**Challenge**
Copy the lines that follow, keeping every character the same.

**Entries supplied**
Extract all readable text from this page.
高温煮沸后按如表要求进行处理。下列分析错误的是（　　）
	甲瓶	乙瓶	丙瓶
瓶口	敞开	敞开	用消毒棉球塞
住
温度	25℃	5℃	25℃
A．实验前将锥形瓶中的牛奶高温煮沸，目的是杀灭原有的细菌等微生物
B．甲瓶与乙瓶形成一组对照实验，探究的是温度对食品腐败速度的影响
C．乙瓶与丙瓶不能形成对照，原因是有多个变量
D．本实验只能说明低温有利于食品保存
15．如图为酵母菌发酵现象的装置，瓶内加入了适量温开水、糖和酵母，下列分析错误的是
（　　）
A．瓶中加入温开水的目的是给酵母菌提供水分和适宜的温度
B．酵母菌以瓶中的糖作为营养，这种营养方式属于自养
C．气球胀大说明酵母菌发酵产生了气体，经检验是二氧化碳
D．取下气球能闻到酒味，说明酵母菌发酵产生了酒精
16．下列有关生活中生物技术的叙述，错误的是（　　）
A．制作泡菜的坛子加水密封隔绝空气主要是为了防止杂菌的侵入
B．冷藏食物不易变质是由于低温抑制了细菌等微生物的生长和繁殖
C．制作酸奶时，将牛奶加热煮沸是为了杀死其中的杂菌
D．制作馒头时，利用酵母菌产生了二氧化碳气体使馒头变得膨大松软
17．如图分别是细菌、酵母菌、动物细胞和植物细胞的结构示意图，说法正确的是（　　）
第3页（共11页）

**Finished answer**
Extract all readable text from this page.
高温煮沸后按如表要求进行处理。下列分析错误的是（　　）
	甲瓶	乙瓶	丙瓶
瓶口	敞开	敞开	用消毒棉球塞
住
温度	25℃	5℃	25℃
A．实验前将锥形瓶中的牛奶高温煮沸，目的是杀灭原有的细菌等微生物
B．甲瓶与乙瓶形成一组对照实验，探究的是温度对食品腐败速度的影响
C．乙瓶与丙瓶不能形成对照，原因是有多个变量
D．本实验只能说明低温有利于食品保存
15．如图为酵母菌发酵现象的装置，瓶内加入了适量温开水、糖和酵母，下列分析错误的是
（　　）
A．瓶中加入温开水的目的是给酵母菌提供水分和适宜的温度
B．酵母菌以瓶中的糖作为营养，这种营养方式属于自养
C．气球胀大说明酵母菌发酵产生了气体，经检验是二氧化碳
D．取下气球能闻到酒味，说明酵母菌发酵产生了酒精
16．下列有关生活中生物技术的叙述，错误的是（　　）
A．制作泡菜的坛子加水密封隔绝空气主要是为了防止杂菌的侵入
B．冷藏食物不易变质是由于低温抑制了细菌等微生物的生长和繁殖
C．制作酸奶时，将牛奶加热煮沸是为了杀死其中的杂菌
D．制作馒头时，利用酵母菌产生了二氧化碳气体使馒头变得膨大松软
17．如图分别是细菌、酵母菌、动物细胞和植物细胞的结构示意图，说法正确的是（　　）
第3页（共11页）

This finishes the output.